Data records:
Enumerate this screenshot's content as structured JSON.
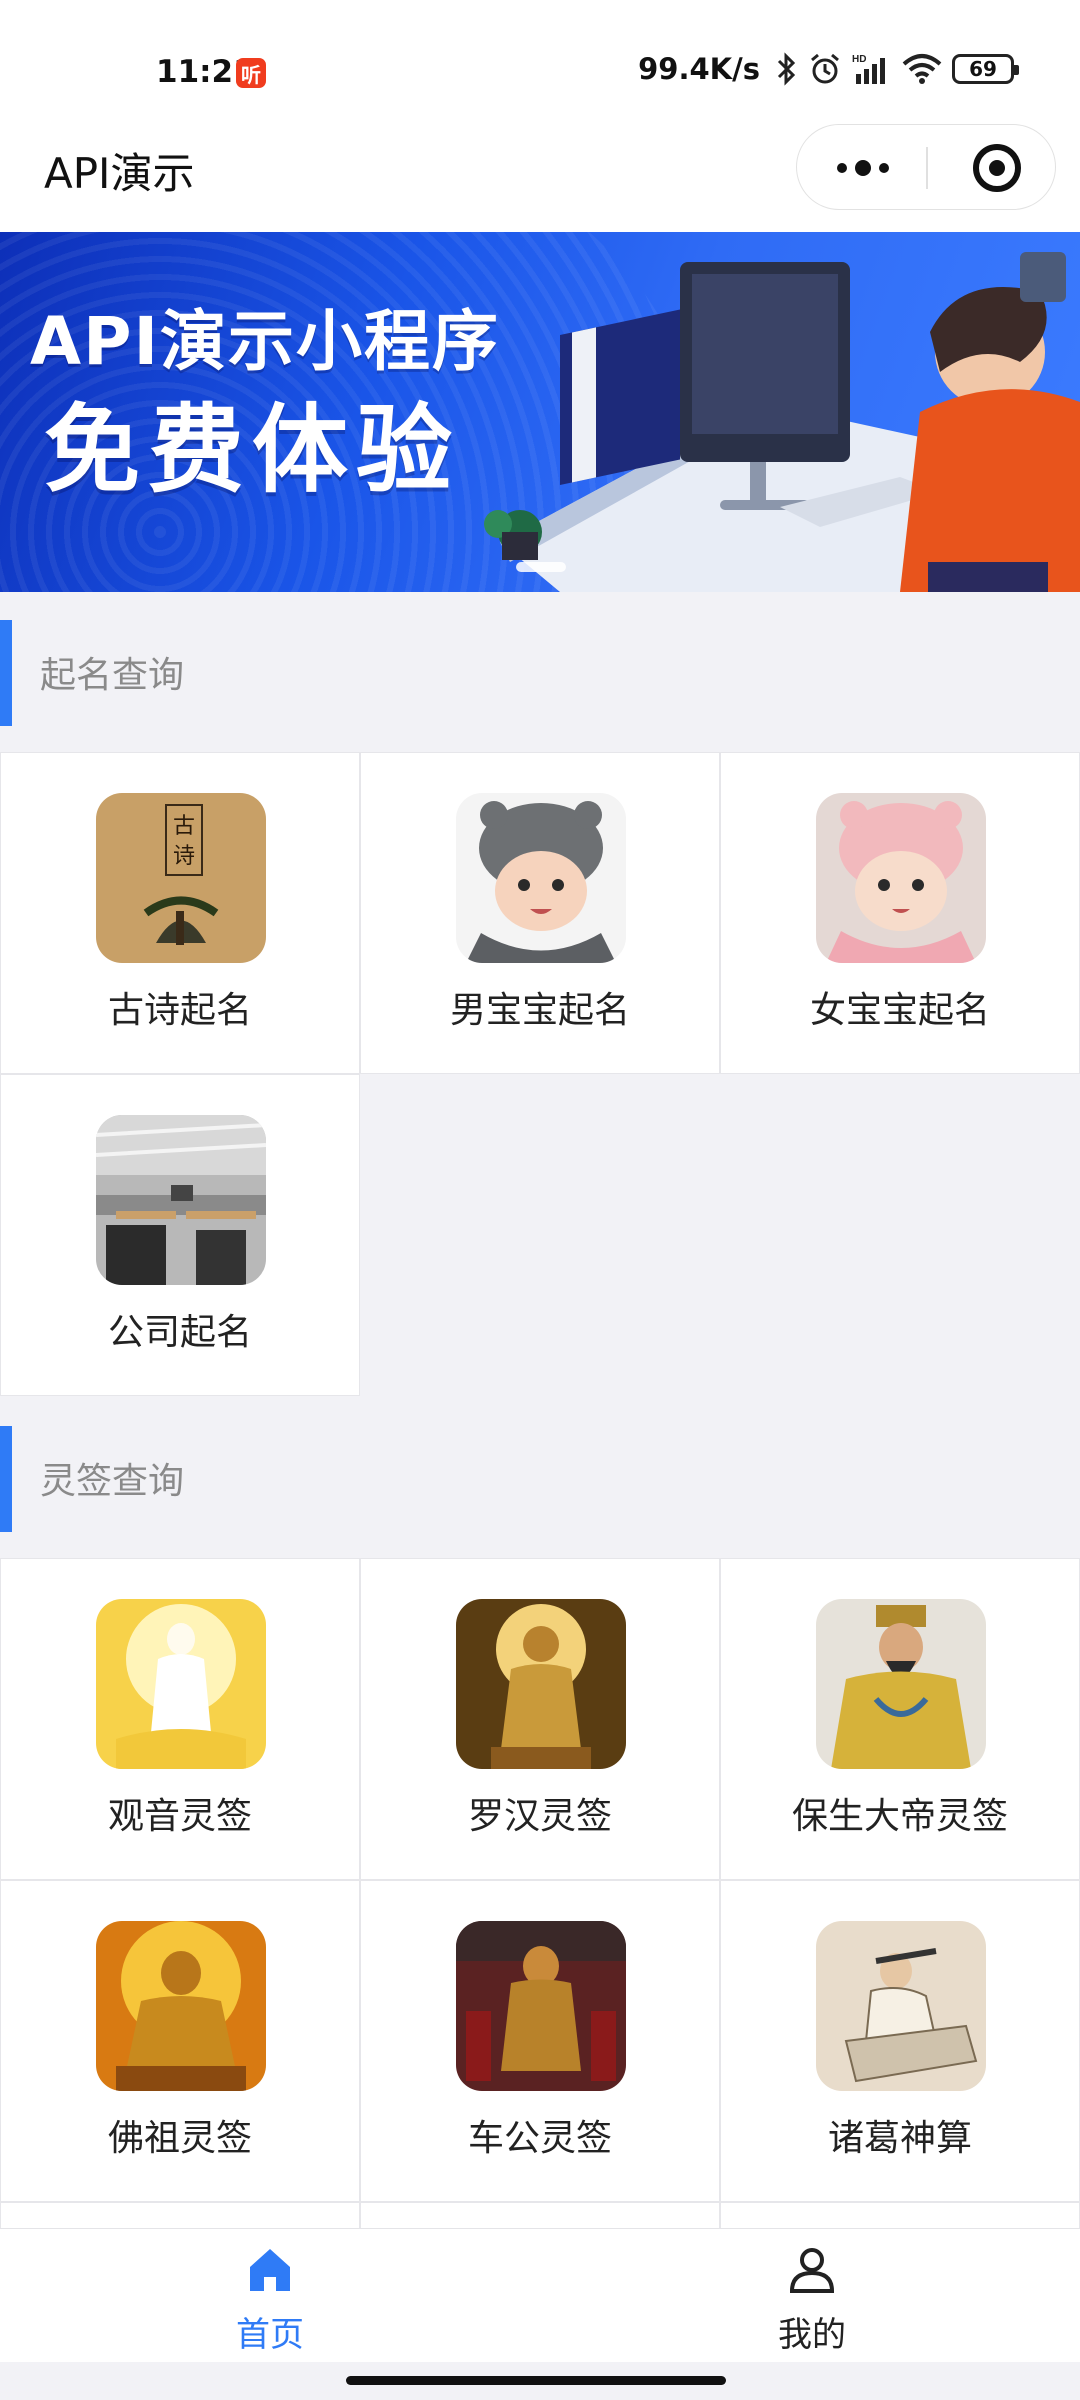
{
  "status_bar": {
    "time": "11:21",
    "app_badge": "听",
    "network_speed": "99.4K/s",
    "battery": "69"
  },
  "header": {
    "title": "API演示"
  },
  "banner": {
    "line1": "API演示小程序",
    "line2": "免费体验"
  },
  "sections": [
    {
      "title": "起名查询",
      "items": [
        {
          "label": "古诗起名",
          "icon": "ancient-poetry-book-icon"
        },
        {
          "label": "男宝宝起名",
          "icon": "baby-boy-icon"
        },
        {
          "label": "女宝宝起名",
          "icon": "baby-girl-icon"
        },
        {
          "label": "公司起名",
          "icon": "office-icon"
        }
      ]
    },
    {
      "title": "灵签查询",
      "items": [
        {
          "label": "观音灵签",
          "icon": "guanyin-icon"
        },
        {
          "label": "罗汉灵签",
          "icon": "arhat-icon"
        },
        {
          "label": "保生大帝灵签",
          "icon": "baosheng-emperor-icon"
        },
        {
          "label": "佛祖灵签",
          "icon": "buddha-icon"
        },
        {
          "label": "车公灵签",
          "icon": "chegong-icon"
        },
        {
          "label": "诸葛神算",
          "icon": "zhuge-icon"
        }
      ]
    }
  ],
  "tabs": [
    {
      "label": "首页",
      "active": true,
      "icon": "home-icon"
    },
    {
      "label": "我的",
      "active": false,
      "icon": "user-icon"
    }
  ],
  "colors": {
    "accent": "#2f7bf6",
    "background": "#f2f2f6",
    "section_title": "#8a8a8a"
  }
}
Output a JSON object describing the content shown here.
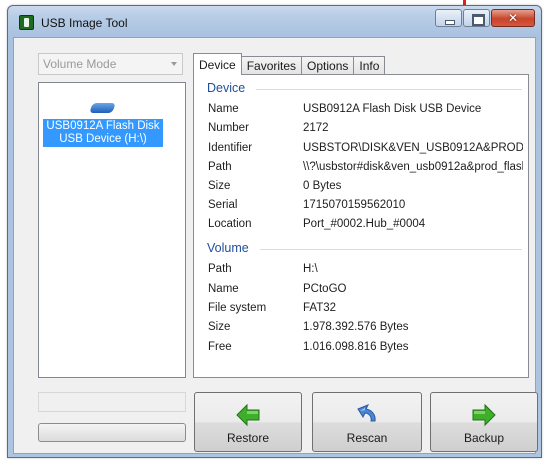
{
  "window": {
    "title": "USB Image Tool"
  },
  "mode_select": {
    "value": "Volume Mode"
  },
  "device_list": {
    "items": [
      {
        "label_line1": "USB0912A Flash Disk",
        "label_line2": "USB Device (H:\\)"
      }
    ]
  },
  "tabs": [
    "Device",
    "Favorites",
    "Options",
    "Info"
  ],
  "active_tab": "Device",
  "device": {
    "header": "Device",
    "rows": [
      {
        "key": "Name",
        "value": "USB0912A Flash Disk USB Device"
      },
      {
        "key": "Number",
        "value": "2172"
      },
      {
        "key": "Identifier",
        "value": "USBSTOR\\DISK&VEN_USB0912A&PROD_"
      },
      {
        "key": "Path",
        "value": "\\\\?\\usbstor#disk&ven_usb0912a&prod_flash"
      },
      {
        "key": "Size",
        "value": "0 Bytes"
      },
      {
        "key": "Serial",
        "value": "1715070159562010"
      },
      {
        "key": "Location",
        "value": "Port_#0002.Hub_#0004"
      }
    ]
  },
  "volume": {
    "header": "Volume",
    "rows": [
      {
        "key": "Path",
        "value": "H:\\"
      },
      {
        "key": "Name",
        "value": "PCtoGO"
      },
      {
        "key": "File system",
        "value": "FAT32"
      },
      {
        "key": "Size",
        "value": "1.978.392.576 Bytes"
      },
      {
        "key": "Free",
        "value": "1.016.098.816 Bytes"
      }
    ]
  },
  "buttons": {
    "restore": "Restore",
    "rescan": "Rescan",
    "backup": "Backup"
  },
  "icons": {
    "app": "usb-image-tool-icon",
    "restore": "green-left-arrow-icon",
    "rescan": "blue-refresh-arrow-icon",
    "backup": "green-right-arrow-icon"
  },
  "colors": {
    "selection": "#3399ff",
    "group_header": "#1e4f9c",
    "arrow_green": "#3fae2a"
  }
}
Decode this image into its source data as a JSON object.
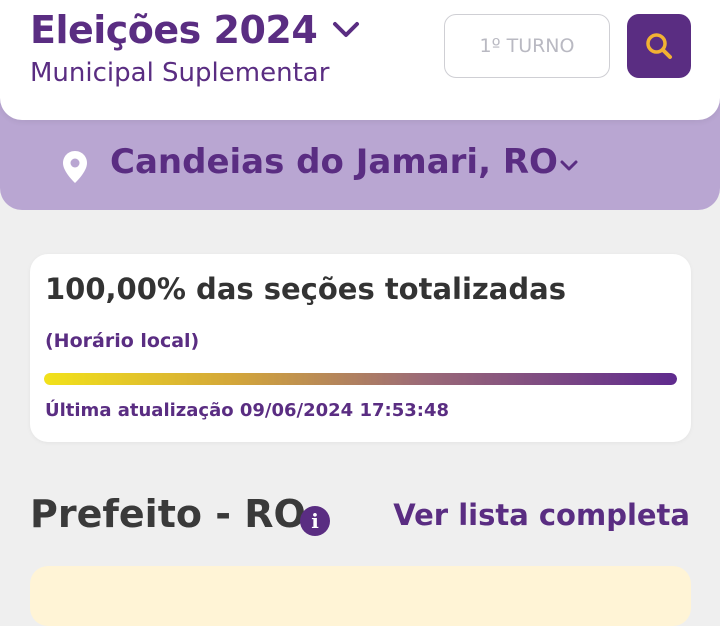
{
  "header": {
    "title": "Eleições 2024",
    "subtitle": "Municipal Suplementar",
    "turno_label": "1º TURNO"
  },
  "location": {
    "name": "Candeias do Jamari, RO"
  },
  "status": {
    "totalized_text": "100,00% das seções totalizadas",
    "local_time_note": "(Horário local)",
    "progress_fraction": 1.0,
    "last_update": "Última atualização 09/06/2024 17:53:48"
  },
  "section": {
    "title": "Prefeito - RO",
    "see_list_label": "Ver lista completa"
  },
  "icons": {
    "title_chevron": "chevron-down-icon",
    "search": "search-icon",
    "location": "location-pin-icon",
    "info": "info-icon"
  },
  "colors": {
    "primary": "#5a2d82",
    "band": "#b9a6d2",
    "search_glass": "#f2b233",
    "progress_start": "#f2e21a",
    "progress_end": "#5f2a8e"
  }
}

» **EXERCISE**: Every record must be copied exactly, with images dropped from the result.

» **TASK RESPONSE**:
Enumerate this screenshot's content as structured JSON.
{
  "status_bar": {
    "time": "11:21",
    "app_badge": "听",
    "network_speed": "99.4K/s",
    "battery": "69"
  },
  "header": {
    "title": "API演示"
  },
  "banner": {
    "line1": "API演示小程序",
    "line2": "免费体验"
  },
  "sections": [
    {
      "title": "起名查询",
      "items": [
        {
          "label": "古诗起名",
          "icon": "ancient-poetry-book-icon"
        },
        {
          "label": "男宝宝起名",
          "icon": "baby-boy-icon"
        },
        {
          "label": "女宝宝起名",
          "icon": "baby-girl-icon"
        },
        {
          "label": "公司起名",
          "icon": "office-icon"
        }
      ]
    },
    {
      "title": "灵签查询",
      "items": [
        {
          "label": "观音灵签",
          "icon": "guanyin-icon"
        },
        {
          "label": "罗汉灵签",
          "icon": "arhat-icon"
        },
        {
          "label": "保生大帝灵签",
          "icon": "baosheng-emperor-icon"
        },
        {
          "label": "佛祖灵签",
          "icon": "buddha-icon"
        },
        {
          "label": "车公灵签",
          "icon": "chegong-icon"
        },
        {
          "label": "诸葛神算",
          "icon": "zhuge-icon"
        }
      ]
    }
  ],
  "tabs": [
    {
      "label": "首页",
      "active": true,
      "icon": "home-icon"
    },
    {
      "label": "我的",
      "active": false,
      "icon": "user-icon"
    }
  ],
  "colors": {
    "accent": "#2f7bf6",
    "background": "#f2f2f6",
    "section_title": "#8a8a8a"
  }
}
Output a JSON object describing the content shown here.
{
  "window": {
    "title": "USB Image Tool"
  },
  "mode_select": {
    "value": "Volume Mode"
  },
  "device_list": {
    "items": [
      {
        "label_line1": "USB0912A Flash Disk",
        "label_line2": "USB Device (H:\\)"
      }
    ]
  },
  "tabs": [
    "Device",
    "Favorites",
    "Options",
    "Info"
  ],
  "active_tab": "Device",
  "device": {
    "header": "Device",
    "rows": [
      {
        "key": "Name",
        "value": "USB0912A Flash Disk USB Device"
      },
      {
        "key": "Number",
        "value": "2172"
      },
      {
        "key": "Identifier",
        "value": "USBSTOR\\DISK&VEN_USB0912A&PROD_"
      },
      {
        "key": "Path",
        "value": "\\\\?\\usbstor#disk&ven_usb0912a&prod_flash"
      },
      {
        "key": "Size",
        "value": "0 Bytes"
      },
      {
        "key": "Serial",
        "value": "1715070159562010"
      },
      {
        "key": "Location",
        "value": "Port_#0002.Hub_#0004"
      }
    ]
  },
  "volume": {
    "header": "Volume",
    "rows": [
      {
        "key": "Path",
        "value": "H:\\"
      },
      {
        "key": "Name",
        "value": "PCtoGO"
      },
      {
        "key": "File system",
        "value": "FAT32"
      },
      {
        "key": "Size",
        "value": "1.978.392.576 Bytes"
      },
      {
        "key": "Free",
        "value": "1.016.098.816 Bytes"
      }
    ]
  },
  "buttons": {
    "restore": "Restore",
    "rescan": "Rescan",
    "backup": "Backup"
  },
  "icons": {
    "app": "usb-image-tool-icon",
    "restore": "green-left-arrow-icon",
    "rescan": "blue-refresh-arrow-icon",
    "backup": "green-right-arrow-icon"
  },
  "colors": {
    "selection": "#3399ff",
    "group_header": "#1e4f9c",
    "arrow_green": "#3fae2a"
  }
}
Decode this image into its source data as a JSON object.
{
  "header": {
    "title": "Eleições 2024",
    "subtitle": "Municipal Suplementar",
    "turno_label": "1º TURNO"
  },
  "location": {
    "name": "Candeias do Jamari, RO"
  },
  "status": {
    "totalized_text": "100,00% das seções totalizadas",
    "local_time_note": "(Horário local)",
    "progress_fraction": 1.0,
    "last_update": "Última atualização 09/06/2024 17:53:48"
  },
  "section": {
    "title": "Prefeito - RO",
    "see_list_label": "Ver lista completa"
  },
  "icons": {
    "title_chevron": "chevron-down-icon",
    "search": "search-icon",
    "location": "location-pin-icon",
    "info": "info-icon"
  },
  "colors": {
    "primary": "#5a2d82",
    "band": "#b9a6d2",
    "search_glass": "#f2b233",
    "progress_start": "#f2e21a",
    "progress_end": "#5f2a8e"
  }
}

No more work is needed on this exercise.